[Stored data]
-- BEGIN --

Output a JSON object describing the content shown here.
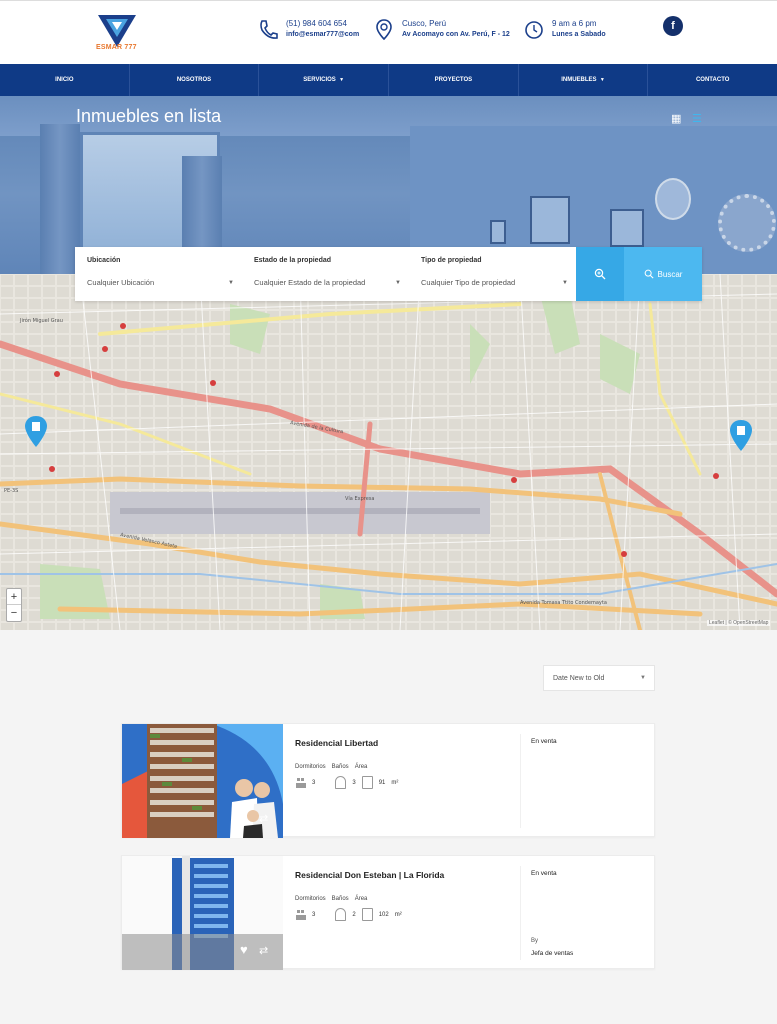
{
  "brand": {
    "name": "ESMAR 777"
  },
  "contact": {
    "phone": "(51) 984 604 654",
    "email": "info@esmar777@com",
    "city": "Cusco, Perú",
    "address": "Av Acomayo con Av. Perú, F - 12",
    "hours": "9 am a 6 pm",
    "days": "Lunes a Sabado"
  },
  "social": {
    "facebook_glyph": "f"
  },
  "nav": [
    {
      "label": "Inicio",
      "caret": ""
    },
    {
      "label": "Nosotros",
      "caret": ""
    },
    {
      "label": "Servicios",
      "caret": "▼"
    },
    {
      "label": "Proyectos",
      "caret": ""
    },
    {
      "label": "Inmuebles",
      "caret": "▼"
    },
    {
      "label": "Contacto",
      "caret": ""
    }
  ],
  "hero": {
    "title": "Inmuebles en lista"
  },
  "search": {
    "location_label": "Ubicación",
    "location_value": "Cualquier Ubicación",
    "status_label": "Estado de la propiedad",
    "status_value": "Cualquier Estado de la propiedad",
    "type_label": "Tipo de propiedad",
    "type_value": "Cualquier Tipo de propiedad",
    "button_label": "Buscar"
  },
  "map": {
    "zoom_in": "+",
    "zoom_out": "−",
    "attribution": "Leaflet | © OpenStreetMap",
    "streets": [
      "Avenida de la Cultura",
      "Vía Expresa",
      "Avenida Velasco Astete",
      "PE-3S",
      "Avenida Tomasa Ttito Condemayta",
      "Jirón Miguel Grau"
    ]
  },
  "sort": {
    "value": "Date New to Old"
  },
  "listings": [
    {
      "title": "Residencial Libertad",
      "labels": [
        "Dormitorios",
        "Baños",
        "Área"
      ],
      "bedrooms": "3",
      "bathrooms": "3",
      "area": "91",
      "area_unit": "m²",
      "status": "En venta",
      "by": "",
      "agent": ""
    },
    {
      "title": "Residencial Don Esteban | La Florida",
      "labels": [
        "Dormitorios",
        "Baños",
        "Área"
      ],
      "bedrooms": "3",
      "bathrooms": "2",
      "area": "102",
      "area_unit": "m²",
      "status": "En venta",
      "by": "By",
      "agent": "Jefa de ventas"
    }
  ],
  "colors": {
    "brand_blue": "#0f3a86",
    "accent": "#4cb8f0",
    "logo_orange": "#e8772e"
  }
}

-- END --

Instructions to follow » Exclude all images and restate the records above word for word.

Finished task »
Output a JSON object describing the content shown here.
{
  "brand": {
    "name": "ESMAR 777"
  },
  "contact": {
    "phone": "(51) 984 604 654",
    "email": "info@esmar777@com",
    "city": "Cusco, Perú",
    "address": "Av Acomayo con Av. Perú, F - 12",
    "hours": "9 am a 6 pm",
    "days": "Lunes a Sabado"
  },
  "social": {
    "facebook_glyph": "f"
  },
  "nav": [
    {
      "label": "Inicio",
      "caret": ""
    },
    {
      "label": "Nosotros",
      "caret": ""
    },
    {
      "label": "Servicios",
      "caret": "▼"
    },
    {
      "label": "Proyectos",
      "caret": ""
    },
    {
      "label": "Inmuebles",
      "caret": "▼"
    },
    {
      "label": "Contacto",
      "caret": ""
    }
  ],
  "hero": {
    "title": "Inmuebles en lista"
  },
  "search": {
    "location_label": "Ubicación",
    "location_value": "Cualquier Ubicación",
    "status_label": "Estado de la propiedad",
    "status_value": "Cualquier Estado de la propiedad",
    "type_label": "Tipo de propiedad",
    "type_value": "Cualquier Tipo de propiedad",
    "button_label": "Buscar"
  },
  "map": {
    "zoom_in": "+",
    "zoom_out": "−",
    "attribution": "Leaflet | © OpenStreetMap",
    "streets": [
      "Avenida de la Cultura",
      "Vía Expresa",
      "Avenida Velasco Astete",
      "PE-3S",
      "Avenida Tomasa Ttito Condemayta",
      "Jirón Miguel Grau"
    ]
  },
  "sort": {
    "value": "Date New to Old"
  },
  "listings": [
    {
      "title": "Residencial Libertad",
      "labels": [
        "Dormitorios",
        "Baños",
        "Área"
      ],
      "bedrooms": "3",
      "bathrooms": "3",
      "area": "91",
      "area_unit": "m²",
      "status": "En venta",
      "by": "",
      "agent": ""
    },
    {
      "title": "Residencial Don Esteban | La Florida",
      "labels": [
        "Dormitorios",
        "Baños",
        "Área"
      ],
      "bedrooms": "3",
      "bathrooms": "2",
      "area": "102",
      "area_unit": "m²",
      "status": "En venta",
      "by": "By",
      "agent": "Jefa de ventas"
    }
  ],
  "colors": {
    "brand_blue": "#0f3a86",
    "accent": "#4cb8f0",
    "logo_orange": "#e8772e"
  }
}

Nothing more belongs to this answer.